» TRY IT:
Nothing but a number is needed: the count of lines below that include "knowledge".

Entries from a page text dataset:
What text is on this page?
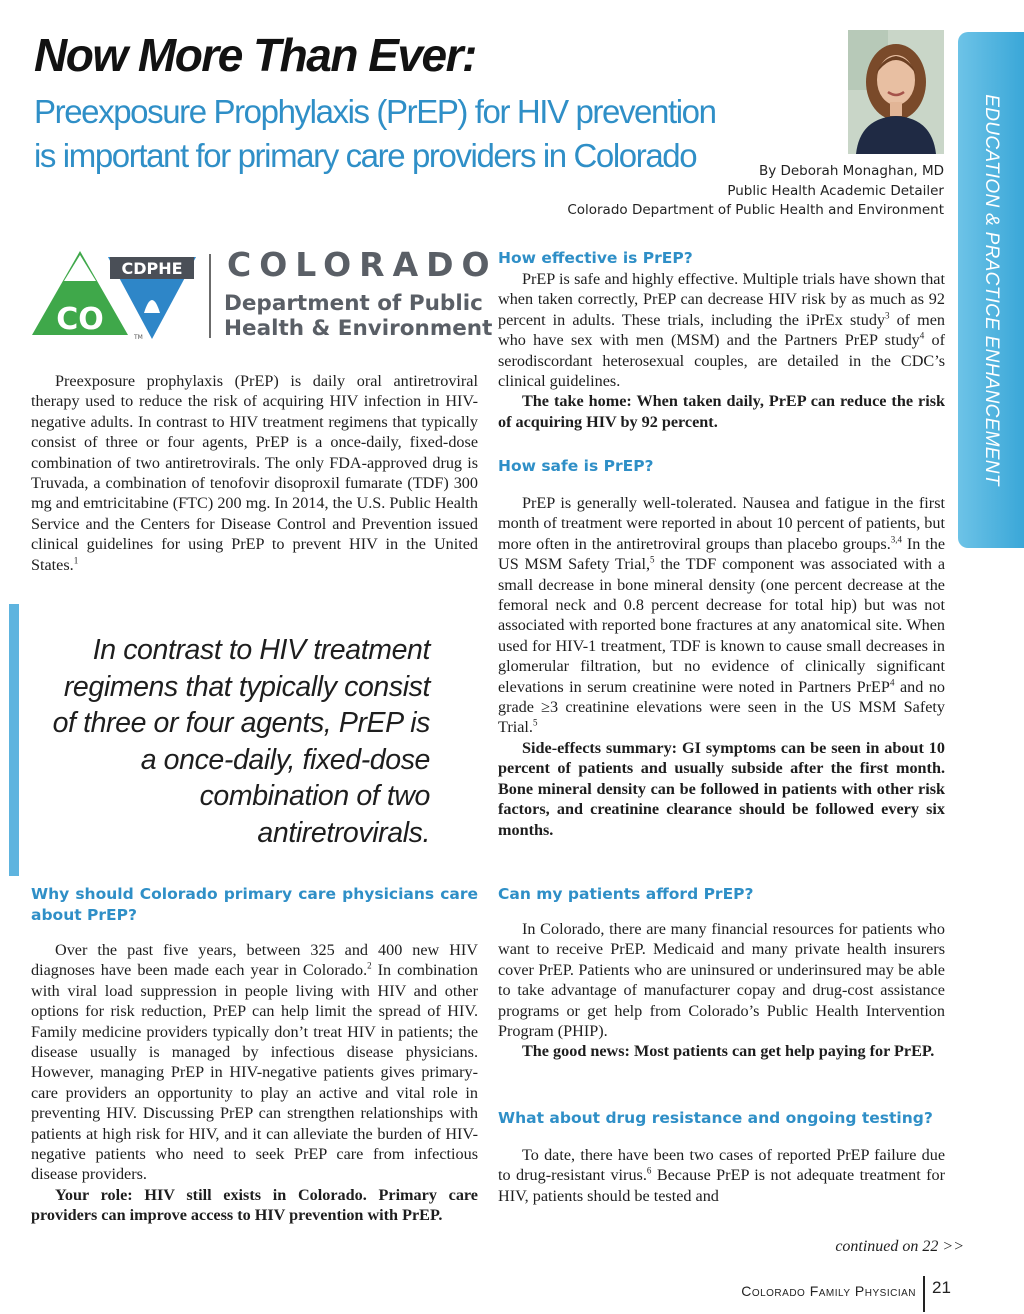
Now More Than Ever:
Preexposure Prophylaxis (PrEP) for HIV prevention
is important for primary care providers in Colorado	By Deborah Monaghan, MD
Public Health Academic Detailer
Colorado Department of Public Health and Environment EDUCATION & PRACTICE ENHANCEMENT
CO
CDPHE
TM
COLORADO
Department of Public
Health & Environment

Preexposure prophylaxis (PrEP) is daily oral antiretroviral therapy used to reduce the risk of acquiring HIV infection in HIV-negative adults. In contrast to HIV treatment regimens that typically consist of three or four agents, PrEP is a once-daily, fixed-dose combination of two antiretrovirals. The only FDA-approved drug is Truvada, a combination of tenofovir disoproxil fumarate (TDF) 300 mg and emtricitabine (FTC) 200 mg. In 2014, the U.S. Public Health Service and the Centers for Disease Control and Prevention issued clinical guidelines for using PrEP to prevent HIV in the United States.$^1$

In contrast to HIV treatment regimens that typically consist of three or four agents, PrEP is a once-daily, fixed-dose combination of two antiretrovirals.

Why should Colorado primary care physicians care about PrEP?

Over the past five years, between 325 and 400 new HIV diagnoses have been made each year in Colorado.$^2$ In combination with viral load suppression in people living with HIV and other options for risk reduction, PrEP can help limit the spread of HIV. Family medicine providers typically don’t treat HIV in patients; the disease usually is managed by infectious disease physicians. However, managing PrEP in HIV-negative patients gives primary-care providers an opportunity to play an active and vital role in preventing HIV. Discussing PrEP can strengthen relationships with patients at high risk for HIV, and it can alleviate the burden of HIV-negative patients who need to seek PrEP care from infectious disease providers.

Your role: HIV still exists in Colorado. Primary care providers can improve access to HIV prevention with PrEP.

How effective is PrEP?

PrEP is safe and highly effective. Multiple trials have shown that when taken correctly, PrEP can decrease HIV risk by as much as 92 percent in adults. These trials, including the iPrEx study$^3$ of men who have sex with men (MSM) and the Partners PrEP study$^4$ of serodiscordant heterosexual couples, are detailed in the CDC’s clinical guidelines.

The take home: When taken daily, PrEP can reduce the risk of acquiring HIV by 92 percent.

How safe is PrEP?

PrEP is generally well-tolerated. Nausea and fatigue in the first month of treatment were reported in about 10 percent of patients, but more often in the antiretroviral groups than placebo groups.$^{3,4}$ In the US MSM Safety Trial,$^5$ the TDF component was associated with a small decrease in bone mineral density (one percent decrease at the femoral neck and 0.8 percent decrease for total hip) but was not associated with reported bone fractures at any anatomical site. When used for HIV-1 treatment, TDF is known to cause small decreases in glomerular filtration, but no evidence of clinically significant elevations in serum creatinine were noted in Partners PrEP$^4$ and no grade ≥3 creatinine elevations were seen in the US MSM Safety Trial.$^5$

Side-effects summary: GI symptoms can be seen in about 10 percent of patients and usually subside after the first month. Bone mineral density can be followed in patients with other risk factors, and creatinine clearance should be followed every six months.

Can my patients afford PrEP?

In Colorado, there are many financial resources for patients who want to receive PrEP. Medicaid and many private health insurers cover PrEP. Patients who are uninsured or underinsured may be able to take advantage of manufacturer copay and drug-cost assistance programs or get help from Colorado’s Public Health Intervention Program (PHIP).

The good news: Most patients can get help paying for PrEP.

What about drug resistance and ongoing testing?

To date, there have been two cases of reported PrEP failure due to drug-resistant virus.$^6$ Because PrEP is not adequate treatment for HIV, patients should be tested and

continued on 22 >>
Colorado Family Physician 21
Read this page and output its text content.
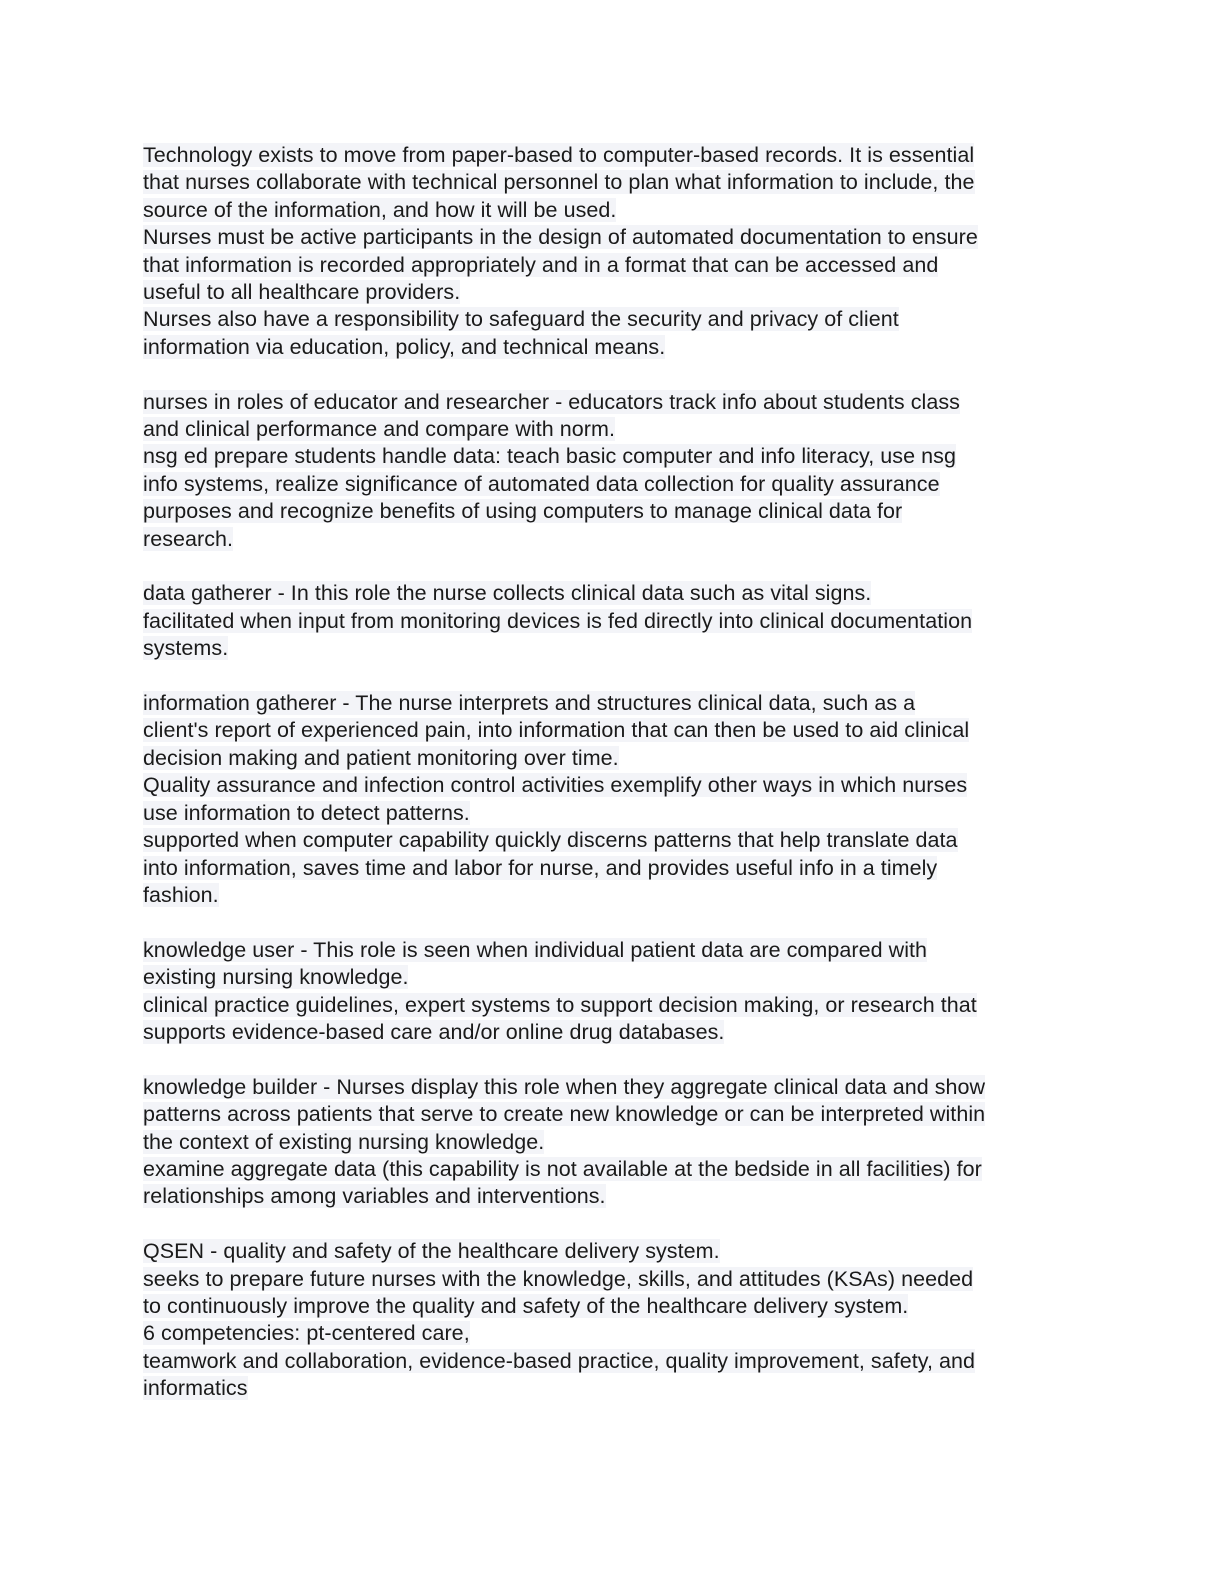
Technology exists to move from paper-based to computer-based records. It is essential
that nurses collaborate with technical personnel to plan what information to include, the
source of the information, and how it will be used.
Nurses must be active participants in the design of automated documentation to ensure
that information is recorded appropriately and in a format that can be accessed and
useful to all healthcare providers.
Nurses also have a responsibility to safeguard the security and privacy of client
information via education, policy, and technical means.
nurses in roles of educator and researcher - educators track info about students class
and clinical performance and compare with norm.
nsg ed prepare students handle data: teach basic computer and info literacy, use nsg
info systems, realize significance of automated data collection for quality assurance
purposes and recognize benefits of using computers to manage clinical data for
research.
data gatherer - In this role the nurse collects clinical data such as vital signs.
facilitated when input from monitoring devices is fed directly into clinical documentation
systems.
information gatherer - The nurse interprets and structures clinical data, such as a
client's report of experienced pain, into information that can then be used to aid clinical
decision making and patient monitoring over time.
Quality assurance and infection control activities exemplify other ways in which nurses
use information to detect patterns.
supported when computer capability quickly discerns patterns that help translate data
into information, saves time and labor for nurse, and provides useful info in a timely
fashion.
knowledge user - This role is seen when individual patient data are compared with
existing nursing knowledge.
clinical practice guidelines, expert systems to support decision making, or research that
supports evidence-based care and/or online drug databases.
knowledge builder - Nurses display this role when they aggregate clinical data and show
patterns across patients that serve to create new knowledge or can be interpreted within
the context of existing nursing knowledge.
examine aggregate data (this capability is not available at the bedside in all facilities) for
relationships among variables and interventions.
QSEN - quality and safety of the healthcare delivery system.
seeks to prepare future nurses with the knowledge, skills, and attitudes (KSAs) needed
to continuously improve the quality and safety of the healthcare delivery system.
6 competencies: pt-centered care,
teamwork and collaboration, evidence-based practice, quality improvement, safety, and
informatics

» WRITTEN ANSWER:
6